*STATED TASK 1:*
From the text about Anthony McCall's installations, reproduce the passage starting at "McCall's exhibition includes" and ending at "the Main Gallery.".
*STATED TASK 2:*
Rewrite the records starting at their first line and ending at the line that contains "x-tick-label: 2021: [617, 440, 640, 451]", replacing "legend-label" with "legend-text" and leaving everything else in those lines unchanged.
## START EXCERPTED TEXT
You and I, Horizontal (III). His films and installations represent an extraordinarily corporeal and sensuous meditation on the medium of film and the politics of the audience's physical and conceptual relationship to it. All of these works took as their starting point the irreducible, necessary conditions of cinema: projected light, and real, three-dimensional space.
You and I, Horizontal (III)
McCall's exhibition includes one of his most complex and large-scale
installations to date. You and I, Horizontal (III) consists of a pair of
three-dimensional forms of `solid light', each thirty-five feet long,
projected side by side from wall to wall in the Main Gallery.
Anthony McCall is without question one of the seminal artists of American
avant-garde cinema. His films and installations from the seventies such as
Line Describing a Cone, Long Film for Four Projectors, and Four Projected
Movements, represent an extraordinarily corporeal and sensuous meditation
on the medium of film and the politics of the audience's physical and
conceptual relationship to it. All of these works took as their starting
point the irreducible, necessary conditions of cinema: projected light,
and real, three-dimensional space.
## END EXCERPTED TEXT
## START LISTED ENTRIES
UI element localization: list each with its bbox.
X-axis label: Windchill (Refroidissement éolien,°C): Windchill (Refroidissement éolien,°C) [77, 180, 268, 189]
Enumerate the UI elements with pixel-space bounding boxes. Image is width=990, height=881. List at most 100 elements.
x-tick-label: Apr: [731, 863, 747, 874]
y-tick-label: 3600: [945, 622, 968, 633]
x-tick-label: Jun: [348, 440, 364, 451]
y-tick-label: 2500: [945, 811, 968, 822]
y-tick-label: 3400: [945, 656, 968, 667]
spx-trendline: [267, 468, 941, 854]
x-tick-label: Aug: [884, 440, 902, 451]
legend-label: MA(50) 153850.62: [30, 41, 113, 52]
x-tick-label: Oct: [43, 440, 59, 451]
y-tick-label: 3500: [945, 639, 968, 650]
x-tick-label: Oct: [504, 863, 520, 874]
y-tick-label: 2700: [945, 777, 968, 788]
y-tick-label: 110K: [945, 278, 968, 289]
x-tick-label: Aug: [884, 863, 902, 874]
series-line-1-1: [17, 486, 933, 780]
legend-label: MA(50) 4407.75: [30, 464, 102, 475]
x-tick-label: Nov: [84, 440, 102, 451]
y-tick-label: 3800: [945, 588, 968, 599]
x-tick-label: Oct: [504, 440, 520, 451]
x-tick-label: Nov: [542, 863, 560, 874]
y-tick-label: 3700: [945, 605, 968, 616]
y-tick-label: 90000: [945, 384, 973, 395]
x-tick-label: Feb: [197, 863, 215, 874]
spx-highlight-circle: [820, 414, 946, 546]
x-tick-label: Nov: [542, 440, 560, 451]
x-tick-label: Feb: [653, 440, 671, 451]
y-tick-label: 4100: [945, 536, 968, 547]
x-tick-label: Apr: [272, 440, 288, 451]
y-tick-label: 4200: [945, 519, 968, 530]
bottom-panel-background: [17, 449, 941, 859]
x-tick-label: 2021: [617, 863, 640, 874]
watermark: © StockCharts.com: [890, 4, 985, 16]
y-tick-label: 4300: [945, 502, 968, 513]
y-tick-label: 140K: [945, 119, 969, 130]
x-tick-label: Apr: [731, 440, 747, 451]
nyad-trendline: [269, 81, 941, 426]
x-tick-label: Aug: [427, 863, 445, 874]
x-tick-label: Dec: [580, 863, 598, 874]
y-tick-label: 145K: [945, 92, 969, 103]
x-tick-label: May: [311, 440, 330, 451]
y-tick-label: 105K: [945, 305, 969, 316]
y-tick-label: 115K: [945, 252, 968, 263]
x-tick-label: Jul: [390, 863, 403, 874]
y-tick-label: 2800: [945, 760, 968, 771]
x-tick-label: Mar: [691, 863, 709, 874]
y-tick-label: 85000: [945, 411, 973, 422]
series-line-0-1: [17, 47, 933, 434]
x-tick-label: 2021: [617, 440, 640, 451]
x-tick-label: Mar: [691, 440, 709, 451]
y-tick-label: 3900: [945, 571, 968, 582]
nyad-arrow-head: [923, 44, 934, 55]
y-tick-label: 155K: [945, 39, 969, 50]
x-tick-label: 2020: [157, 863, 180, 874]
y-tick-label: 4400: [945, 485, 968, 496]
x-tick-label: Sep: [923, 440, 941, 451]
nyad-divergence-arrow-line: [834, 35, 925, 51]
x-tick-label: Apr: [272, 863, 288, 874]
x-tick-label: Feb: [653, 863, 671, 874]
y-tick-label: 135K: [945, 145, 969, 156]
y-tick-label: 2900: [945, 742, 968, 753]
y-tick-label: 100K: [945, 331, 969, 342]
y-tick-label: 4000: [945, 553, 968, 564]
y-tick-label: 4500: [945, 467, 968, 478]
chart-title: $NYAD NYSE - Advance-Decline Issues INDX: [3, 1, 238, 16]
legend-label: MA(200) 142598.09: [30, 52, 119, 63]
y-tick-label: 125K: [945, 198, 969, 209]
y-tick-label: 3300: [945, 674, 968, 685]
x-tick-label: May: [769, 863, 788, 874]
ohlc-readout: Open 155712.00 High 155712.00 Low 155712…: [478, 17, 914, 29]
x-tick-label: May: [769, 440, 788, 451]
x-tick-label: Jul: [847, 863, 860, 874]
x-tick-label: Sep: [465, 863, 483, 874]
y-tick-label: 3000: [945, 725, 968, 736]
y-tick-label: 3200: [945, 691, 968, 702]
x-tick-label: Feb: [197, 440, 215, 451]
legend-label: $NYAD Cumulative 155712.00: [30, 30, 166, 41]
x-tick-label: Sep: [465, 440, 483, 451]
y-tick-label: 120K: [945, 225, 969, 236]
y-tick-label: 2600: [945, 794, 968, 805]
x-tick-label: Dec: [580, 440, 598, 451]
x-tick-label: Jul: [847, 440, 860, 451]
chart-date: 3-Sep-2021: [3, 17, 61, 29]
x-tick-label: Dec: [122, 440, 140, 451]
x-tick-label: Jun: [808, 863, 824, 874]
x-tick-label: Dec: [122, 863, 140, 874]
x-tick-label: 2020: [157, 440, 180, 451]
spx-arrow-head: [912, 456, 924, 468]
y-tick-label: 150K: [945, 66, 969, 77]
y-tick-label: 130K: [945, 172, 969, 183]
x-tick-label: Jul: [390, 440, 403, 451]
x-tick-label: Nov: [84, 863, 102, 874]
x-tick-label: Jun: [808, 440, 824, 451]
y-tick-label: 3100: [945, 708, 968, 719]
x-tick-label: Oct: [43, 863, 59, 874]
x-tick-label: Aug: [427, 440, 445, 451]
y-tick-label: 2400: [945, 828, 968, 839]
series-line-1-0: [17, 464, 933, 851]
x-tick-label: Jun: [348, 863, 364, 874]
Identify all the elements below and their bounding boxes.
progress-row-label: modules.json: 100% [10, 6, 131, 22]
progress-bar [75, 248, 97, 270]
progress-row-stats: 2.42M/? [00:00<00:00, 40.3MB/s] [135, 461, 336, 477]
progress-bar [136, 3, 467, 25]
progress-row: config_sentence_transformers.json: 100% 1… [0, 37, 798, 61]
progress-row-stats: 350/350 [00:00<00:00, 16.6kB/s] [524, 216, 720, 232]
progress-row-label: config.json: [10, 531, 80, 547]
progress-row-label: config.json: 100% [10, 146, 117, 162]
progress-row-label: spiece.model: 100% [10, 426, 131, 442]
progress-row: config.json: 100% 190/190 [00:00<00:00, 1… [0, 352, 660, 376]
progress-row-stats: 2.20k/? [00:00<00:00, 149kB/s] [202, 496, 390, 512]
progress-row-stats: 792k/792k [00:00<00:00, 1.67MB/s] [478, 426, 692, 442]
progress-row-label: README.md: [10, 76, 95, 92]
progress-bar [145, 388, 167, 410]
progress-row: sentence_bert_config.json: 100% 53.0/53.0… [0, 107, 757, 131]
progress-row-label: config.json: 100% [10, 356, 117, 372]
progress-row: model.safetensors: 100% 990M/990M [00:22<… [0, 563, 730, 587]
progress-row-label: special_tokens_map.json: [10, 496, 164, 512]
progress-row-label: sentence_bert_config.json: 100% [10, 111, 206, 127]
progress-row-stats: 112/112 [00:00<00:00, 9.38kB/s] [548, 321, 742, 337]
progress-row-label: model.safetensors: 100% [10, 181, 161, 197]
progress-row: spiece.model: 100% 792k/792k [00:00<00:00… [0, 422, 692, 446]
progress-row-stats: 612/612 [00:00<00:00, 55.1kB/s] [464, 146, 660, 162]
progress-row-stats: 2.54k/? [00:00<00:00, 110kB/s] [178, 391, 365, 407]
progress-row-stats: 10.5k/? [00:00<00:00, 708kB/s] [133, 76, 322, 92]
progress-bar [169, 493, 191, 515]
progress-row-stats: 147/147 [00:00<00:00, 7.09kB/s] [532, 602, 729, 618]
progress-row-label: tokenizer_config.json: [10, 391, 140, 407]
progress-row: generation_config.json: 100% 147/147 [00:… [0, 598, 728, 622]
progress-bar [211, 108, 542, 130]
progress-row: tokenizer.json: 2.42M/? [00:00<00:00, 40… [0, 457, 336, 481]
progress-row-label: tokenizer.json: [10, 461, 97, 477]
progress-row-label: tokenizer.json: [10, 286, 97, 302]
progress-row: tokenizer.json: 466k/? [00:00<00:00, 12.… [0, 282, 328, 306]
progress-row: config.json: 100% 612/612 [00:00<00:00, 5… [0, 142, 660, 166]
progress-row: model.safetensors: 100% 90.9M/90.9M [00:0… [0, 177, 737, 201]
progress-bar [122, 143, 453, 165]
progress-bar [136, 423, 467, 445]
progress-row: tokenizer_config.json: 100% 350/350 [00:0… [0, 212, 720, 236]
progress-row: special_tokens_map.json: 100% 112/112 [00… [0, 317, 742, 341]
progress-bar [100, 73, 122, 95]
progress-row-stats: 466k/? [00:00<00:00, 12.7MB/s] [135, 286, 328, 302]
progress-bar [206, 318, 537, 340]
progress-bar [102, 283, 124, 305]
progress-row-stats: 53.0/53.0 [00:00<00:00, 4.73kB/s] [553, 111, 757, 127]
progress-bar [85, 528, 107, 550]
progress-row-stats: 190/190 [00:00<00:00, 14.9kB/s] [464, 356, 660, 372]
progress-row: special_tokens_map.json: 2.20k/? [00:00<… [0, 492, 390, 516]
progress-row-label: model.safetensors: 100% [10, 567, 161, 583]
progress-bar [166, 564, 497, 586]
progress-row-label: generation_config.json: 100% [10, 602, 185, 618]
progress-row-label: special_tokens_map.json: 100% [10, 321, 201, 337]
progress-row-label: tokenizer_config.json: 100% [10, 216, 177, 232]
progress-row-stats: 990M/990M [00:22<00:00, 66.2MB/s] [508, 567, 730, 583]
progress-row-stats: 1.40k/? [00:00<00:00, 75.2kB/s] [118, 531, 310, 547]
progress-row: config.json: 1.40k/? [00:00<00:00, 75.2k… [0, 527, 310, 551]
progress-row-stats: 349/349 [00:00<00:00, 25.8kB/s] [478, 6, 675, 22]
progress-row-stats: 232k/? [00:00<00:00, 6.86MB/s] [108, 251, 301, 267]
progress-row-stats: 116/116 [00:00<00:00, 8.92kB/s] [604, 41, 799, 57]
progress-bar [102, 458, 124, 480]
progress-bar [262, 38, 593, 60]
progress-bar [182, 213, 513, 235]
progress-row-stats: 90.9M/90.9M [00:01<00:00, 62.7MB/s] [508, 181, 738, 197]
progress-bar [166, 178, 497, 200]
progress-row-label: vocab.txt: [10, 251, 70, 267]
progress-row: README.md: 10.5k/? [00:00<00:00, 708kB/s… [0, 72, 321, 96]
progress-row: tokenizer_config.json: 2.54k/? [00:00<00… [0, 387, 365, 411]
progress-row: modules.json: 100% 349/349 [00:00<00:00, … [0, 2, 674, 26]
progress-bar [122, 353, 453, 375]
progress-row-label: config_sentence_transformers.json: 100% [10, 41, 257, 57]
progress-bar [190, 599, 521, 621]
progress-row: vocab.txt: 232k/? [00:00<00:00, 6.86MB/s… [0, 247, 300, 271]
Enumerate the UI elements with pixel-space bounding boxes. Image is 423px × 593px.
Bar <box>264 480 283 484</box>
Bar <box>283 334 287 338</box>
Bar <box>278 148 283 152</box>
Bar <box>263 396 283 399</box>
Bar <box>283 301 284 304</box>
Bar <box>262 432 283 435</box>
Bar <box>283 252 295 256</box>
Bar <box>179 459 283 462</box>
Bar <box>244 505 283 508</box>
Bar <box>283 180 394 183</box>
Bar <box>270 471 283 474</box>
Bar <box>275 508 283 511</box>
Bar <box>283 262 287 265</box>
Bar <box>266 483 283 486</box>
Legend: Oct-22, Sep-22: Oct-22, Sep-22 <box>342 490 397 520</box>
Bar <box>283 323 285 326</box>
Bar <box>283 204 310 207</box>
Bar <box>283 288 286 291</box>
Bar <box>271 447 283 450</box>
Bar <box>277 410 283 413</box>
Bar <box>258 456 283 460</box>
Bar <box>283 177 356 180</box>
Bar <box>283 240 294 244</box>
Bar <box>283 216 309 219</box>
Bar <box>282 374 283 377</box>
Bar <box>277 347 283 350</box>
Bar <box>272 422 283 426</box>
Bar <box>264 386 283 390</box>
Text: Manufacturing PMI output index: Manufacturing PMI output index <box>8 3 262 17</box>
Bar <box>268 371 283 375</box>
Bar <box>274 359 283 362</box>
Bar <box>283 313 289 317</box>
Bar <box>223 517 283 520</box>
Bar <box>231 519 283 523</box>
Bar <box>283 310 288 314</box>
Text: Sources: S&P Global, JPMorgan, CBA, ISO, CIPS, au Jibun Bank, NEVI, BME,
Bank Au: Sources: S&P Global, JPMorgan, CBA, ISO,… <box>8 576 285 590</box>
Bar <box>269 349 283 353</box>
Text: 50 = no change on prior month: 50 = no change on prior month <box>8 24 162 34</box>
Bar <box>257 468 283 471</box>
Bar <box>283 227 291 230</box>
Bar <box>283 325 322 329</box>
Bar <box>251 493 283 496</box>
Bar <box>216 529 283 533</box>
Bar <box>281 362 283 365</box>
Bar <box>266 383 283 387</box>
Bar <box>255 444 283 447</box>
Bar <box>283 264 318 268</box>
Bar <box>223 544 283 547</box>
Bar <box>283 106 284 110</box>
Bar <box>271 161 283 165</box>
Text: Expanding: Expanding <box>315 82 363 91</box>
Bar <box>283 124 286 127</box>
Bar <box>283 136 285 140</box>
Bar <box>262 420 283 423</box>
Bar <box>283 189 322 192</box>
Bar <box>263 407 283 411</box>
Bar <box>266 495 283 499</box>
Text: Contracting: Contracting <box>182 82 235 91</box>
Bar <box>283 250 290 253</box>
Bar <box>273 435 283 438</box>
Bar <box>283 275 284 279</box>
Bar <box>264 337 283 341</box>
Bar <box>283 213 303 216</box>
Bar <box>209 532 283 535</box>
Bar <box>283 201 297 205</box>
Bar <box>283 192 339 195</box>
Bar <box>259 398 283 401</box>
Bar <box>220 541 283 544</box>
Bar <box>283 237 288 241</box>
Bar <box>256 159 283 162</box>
## END LISTED ENTRIES
*SOLUTION 1:*
McCall's exhibition includes one of his most complex and large-scale
installations to date. You and I, Horizontal (III) consists of a pair of
three-dimensional forms of `solid light', each thirty-five feet long,
projected side by side from wall to wall in the Main Gallery.

*SOLUTION 2:*
UI element localization: list each with its bbox.
X-axis label: Windchill (Refroidissement éolien,°C): Windchill (Refroidissement éolien,°C) [77, 180, 268, 189]
Enumerate the UI elements with pixel-space bounding boxes. Image is width=990, height=881. List at most 100 elements.
x-tick-label: Apr: [731, 863, 747, 874]
y-tick-label: 3600: [945, 622, 968, 633]
x-tick-label: Jun: [348, 440, 364, 451]
y-tick-label: 2500: [945, 811, 968, 822]
y-tick-label: 3400: [945, 656, 968, 667]
spx-trendline: [267, 468, 941, 854]
x-tick-label: Aug: [884, 440, 902, 451]
legend-text: MA(50) 153850.62: [30, 41, 113, 52]
x-tick-label: Oct: [43, 440, 59, 451]
y-tick-label: 3500: [945, 639, 968, 650]
x-tick-label: Oct: [504, 863, 520, 874]
y-tick-label: 2700: [945, 777, 968, 788]
y-tick-label: 110K: [945, 278, 968, 289]
x-tick-label: Aug: [884, 863, 902, 874]
series-line-1-1: [17, 486, 933, 780]
legend-text: MA(50) 4407.75: [30, 464, 102, 475]
x-tick-label: Nov: [84, 440, 102, 451]
y-tick-label: 3800: [945, 588, 968, 599]
x-tick-label: Oct: [504, 440, 520, 451]
x-tick-label: Nov: [542, 863, 560, 874]
y-tick-label: 3700: [945, 605, 968, 616]
y-tick-label: 90000: [945, 384, 973, 395]
x-tick-label: Feb: [197, 863, 215, 874]
spx-highlight-circle: [820, 414, 946, 546]
x-tick-label: Nov: [542, 440, 560, 451]
x-tick-label: Feb: [653, 440, 671, 451]
y-tick-label: 4100: [945, 536, 968, 547]
x-tick-label: Apr: [272, 440, 288, 451]
y-tick-label: 4200: [945, 519, 968, 530]
bottom-panel-background: [17, 449, 941, 859]
x-tick-label: 2021: [617, 863, 640, 874]
watermark: © StockCharts.com: [890, 4, 985, 16]
y-tick-label: 4300: [945, 502, 968, 513]
y-tick-label: 140K: [945, 119, 969, 130]
x-tick-label: Apr: [731, 440, 747, 451]
nyad-trendline: [269, 81, 941, 426]
x-tick-label: Aug: [427, 863, 445, 874]
x-tick-label: Dec: [580, 863, 598, 874]
y-tick-label: 145K: [945, 92, 969, 103]
x-tick-label: May: [311, 440, 330, 451]
y-tick-label: 105K: [945, 305, 969, 316]
y-tick-label: 115K: [945, 252, 968, 263]
x-tick-label: Jul: [390, 863, 403, 874]
y-tick-label: 2800: [945, 760, 968, 771]
x-tick-label: Mar: [691, 863, 709, 874]
y-tick-label: 85000: [945, 411, 973, 422]
series-line-0-1: [17, 47, 933, 434]
x-tick-label: 2021: [617, 440, 640, 451]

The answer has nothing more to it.